7歳の時にレイ・ハリーハウゼンの『シンドバッド七回目の航海』を見て特殊撮影に魅せられ、その道を志した。

カリフォルニア大学でデニス・ミューレンと出会い、『スター・ウォーズ エピソード4/新たなる希望』に参加し、モンスター・チェスの場面などを担当。『スター・ウォーズ エピソード5/帝国の逆襲』では冒頭のトーントーンや帝国軍のAT-ATスノーウォーカーのシーンを作り出し、一躍有名になる。

1981年、映画『ドラゴンスレイヤー』の為にストップモーションを洗練した独自の手法「ゴー・モーション」を開発する。

1983年の『スター・ウォーズ エピソード6/ジェダイの帰還』ではILMのクリーチャー部門主任として参加、アカデミー賞で特殊視覚効果賞を受賞した。

1984年にはILMから独立してSFX会社ティペット・スタジオを設立。『ロボコップ』シリーズなどを手掛ける。

自身が恐竜マニアで独自に研究も重ねており、1985年には恐竜時代を描いたストップモーション・アニメによる短編"Prehistoric Beast"を監督した。

また製作にも進出。1987年の『ロボコップ』はもともとティペットのストップモーション・アニメの技術を前提とした企画で、シリーズ3作でストップモーション・アニメを製作しただけでなく第1作と第2作ではアソシエイト・プロデューサーも担当した。

• [取り組む課題]
ティペットの経歴を述べた本文を、最後の文の後から書き継いでください。 この後の行は、本文とは別の資料です。

[あるコレクションの行]
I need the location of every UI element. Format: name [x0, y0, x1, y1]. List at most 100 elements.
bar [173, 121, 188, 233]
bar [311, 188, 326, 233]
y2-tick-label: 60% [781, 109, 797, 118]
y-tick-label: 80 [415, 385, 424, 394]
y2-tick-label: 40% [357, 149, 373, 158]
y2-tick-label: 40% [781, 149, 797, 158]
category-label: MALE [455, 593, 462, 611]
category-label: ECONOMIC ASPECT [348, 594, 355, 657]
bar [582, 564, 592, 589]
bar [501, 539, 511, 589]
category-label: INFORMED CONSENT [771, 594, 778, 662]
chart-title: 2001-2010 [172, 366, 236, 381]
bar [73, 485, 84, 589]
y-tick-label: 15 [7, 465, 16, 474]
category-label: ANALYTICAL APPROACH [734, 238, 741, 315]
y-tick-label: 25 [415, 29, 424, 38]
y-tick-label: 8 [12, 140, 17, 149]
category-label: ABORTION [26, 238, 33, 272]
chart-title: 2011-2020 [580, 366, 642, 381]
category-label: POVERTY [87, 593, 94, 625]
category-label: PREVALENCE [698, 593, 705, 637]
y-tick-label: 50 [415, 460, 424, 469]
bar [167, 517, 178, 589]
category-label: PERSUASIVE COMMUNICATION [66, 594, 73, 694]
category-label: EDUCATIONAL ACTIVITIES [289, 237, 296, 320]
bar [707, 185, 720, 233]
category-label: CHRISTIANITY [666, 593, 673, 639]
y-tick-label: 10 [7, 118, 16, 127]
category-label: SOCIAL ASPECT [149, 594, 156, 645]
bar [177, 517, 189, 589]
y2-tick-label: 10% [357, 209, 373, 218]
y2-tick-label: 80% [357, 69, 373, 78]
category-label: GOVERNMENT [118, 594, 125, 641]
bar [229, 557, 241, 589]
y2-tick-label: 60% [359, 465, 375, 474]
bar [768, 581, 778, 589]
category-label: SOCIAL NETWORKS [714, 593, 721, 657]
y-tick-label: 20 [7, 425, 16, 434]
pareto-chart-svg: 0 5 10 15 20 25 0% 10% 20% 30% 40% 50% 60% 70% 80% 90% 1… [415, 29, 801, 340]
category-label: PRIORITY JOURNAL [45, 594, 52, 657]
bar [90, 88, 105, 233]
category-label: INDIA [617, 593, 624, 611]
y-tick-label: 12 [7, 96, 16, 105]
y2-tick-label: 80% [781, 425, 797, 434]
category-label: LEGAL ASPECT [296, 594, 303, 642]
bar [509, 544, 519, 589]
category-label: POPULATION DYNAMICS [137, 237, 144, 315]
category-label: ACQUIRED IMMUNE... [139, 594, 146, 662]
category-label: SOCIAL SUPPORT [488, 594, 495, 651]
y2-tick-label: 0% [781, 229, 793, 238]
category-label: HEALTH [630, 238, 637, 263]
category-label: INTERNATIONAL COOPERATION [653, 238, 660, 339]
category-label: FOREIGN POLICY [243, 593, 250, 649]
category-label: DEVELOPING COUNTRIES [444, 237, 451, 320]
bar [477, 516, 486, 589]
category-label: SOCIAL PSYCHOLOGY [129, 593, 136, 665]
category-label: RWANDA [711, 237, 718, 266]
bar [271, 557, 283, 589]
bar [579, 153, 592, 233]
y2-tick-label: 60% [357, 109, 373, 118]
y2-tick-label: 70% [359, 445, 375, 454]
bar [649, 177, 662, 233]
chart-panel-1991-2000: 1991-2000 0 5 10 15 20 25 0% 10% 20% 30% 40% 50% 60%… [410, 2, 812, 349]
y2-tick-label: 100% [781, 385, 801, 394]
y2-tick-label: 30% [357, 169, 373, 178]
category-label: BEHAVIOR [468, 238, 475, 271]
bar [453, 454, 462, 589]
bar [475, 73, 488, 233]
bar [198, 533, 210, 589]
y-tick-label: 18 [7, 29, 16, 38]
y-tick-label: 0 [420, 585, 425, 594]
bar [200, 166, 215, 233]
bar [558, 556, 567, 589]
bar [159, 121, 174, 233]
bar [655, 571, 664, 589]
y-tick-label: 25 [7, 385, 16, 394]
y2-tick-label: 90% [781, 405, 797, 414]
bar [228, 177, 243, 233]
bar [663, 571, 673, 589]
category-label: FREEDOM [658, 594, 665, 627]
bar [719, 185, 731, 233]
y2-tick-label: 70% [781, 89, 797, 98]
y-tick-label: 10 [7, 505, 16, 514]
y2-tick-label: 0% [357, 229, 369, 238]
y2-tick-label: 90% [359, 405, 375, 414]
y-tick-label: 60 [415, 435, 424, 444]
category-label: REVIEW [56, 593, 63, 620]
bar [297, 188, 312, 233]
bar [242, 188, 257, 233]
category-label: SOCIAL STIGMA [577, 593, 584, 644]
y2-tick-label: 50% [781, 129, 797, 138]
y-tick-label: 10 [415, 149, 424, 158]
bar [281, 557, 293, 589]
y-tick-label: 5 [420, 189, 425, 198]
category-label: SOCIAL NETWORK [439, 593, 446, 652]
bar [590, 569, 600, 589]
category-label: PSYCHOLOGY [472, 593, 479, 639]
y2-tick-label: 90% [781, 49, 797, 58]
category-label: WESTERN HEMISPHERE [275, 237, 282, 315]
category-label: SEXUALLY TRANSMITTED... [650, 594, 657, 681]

• [解答欄]
しかし1991年スティーヴン・スピルバーグ監督の映画『ジュラシック・パーク』で転機を迎える。当初この映画では恐竜の表現にゴー・モーションを使う予定だったが、デニス・ミューレン率いるILMが試作したコンピュータグラフィックス(CG)の恐竜の映像が素晴らしかったためティペットは降板となる。作品の「私は失業(絶滅)だ」という台詞は実際にティペットがCG恐竜の感想として漏らした言葉である。

しかしながらILMのCGスタッフも恐竜の動作に個性を与える事は出来ず、ティペットは再び招聘されストップモーション・アニメのように動きを一コマずつコンピュータに入力するDID(Dinosaur Input Device=恐竜入力装置)を開発し恐竜全体の動きを監修するだけでなく、CGスタッフたちにも恐竜の動きを教え、再びアカデミー賞で特殊視覚効果賞を受賞。

1997年の『スターシップ・トゥルーパーズ』でもDIDを使用し、CGIによる昆虫型エイリアンを演出した。2004年には続編となる『スターシップ・トゥルーパーズ2』で長編監督デビュー。また両方で視覚効果と製作補を兼任した。